— Start of Data shown —

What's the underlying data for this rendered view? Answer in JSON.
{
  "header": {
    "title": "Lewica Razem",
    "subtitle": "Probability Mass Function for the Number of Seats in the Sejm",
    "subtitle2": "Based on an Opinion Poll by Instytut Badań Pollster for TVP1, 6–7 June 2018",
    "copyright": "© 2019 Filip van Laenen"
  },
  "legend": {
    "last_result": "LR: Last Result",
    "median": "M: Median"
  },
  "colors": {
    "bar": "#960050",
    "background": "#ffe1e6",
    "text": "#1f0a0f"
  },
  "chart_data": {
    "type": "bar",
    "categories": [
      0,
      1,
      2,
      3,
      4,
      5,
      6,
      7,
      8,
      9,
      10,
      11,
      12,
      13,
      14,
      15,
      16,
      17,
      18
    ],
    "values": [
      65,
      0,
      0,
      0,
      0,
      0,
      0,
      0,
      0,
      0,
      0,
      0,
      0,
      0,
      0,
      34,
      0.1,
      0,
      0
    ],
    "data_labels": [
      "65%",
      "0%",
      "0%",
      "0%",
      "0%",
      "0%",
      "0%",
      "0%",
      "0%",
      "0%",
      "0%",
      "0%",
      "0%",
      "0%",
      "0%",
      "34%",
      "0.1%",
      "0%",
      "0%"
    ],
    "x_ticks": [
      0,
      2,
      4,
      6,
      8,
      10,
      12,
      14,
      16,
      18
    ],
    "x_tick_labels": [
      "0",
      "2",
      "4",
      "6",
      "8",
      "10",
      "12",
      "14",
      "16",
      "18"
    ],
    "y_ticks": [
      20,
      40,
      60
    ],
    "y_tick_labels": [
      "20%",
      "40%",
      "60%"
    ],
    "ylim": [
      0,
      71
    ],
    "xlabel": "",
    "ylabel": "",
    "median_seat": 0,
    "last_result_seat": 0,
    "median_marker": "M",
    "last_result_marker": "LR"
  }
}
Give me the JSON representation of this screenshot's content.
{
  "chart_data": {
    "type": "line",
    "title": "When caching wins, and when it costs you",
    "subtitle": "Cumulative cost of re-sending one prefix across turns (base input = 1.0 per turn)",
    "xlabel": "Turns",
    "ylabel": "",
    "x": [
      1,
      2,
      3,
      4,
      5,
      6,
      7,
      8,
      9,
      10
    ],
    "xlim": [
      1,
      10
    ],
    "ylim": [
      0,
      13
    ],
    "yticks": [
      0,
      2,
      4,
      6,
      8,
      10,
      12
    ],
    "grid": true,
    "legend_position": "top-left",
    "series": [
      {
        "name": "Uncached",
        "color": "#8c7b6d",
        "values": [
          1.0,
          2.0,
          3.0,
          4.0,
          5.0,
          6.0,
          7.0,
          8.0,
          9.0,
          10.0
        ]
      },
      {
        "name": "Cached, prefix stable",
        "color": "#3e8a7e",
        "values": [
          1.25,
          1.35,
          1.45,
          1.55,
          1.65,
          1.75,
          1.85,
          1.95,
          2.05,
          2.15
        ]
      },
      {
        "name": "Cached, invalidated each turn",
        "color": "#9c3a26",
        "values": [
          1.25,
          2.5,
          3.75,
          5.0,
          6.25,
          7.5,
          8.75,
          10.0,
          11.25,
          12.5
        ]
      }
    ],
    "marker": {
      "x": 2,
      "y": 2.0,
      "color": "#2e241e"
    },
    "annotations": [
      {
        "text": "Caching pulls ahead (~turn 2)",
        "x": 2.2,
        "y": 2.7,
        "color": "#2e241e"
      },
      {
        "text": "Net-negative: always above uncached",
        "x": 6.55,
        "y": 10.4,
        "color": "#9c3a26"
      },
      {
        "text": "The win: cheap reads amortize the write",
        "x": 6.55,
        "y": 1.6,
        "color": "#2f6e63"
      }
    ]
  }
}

— End of Data shown —

§ **Task goal**
Give nothing but the count of lines in the listing above that hold the string "text".

§ **Result of this task**
4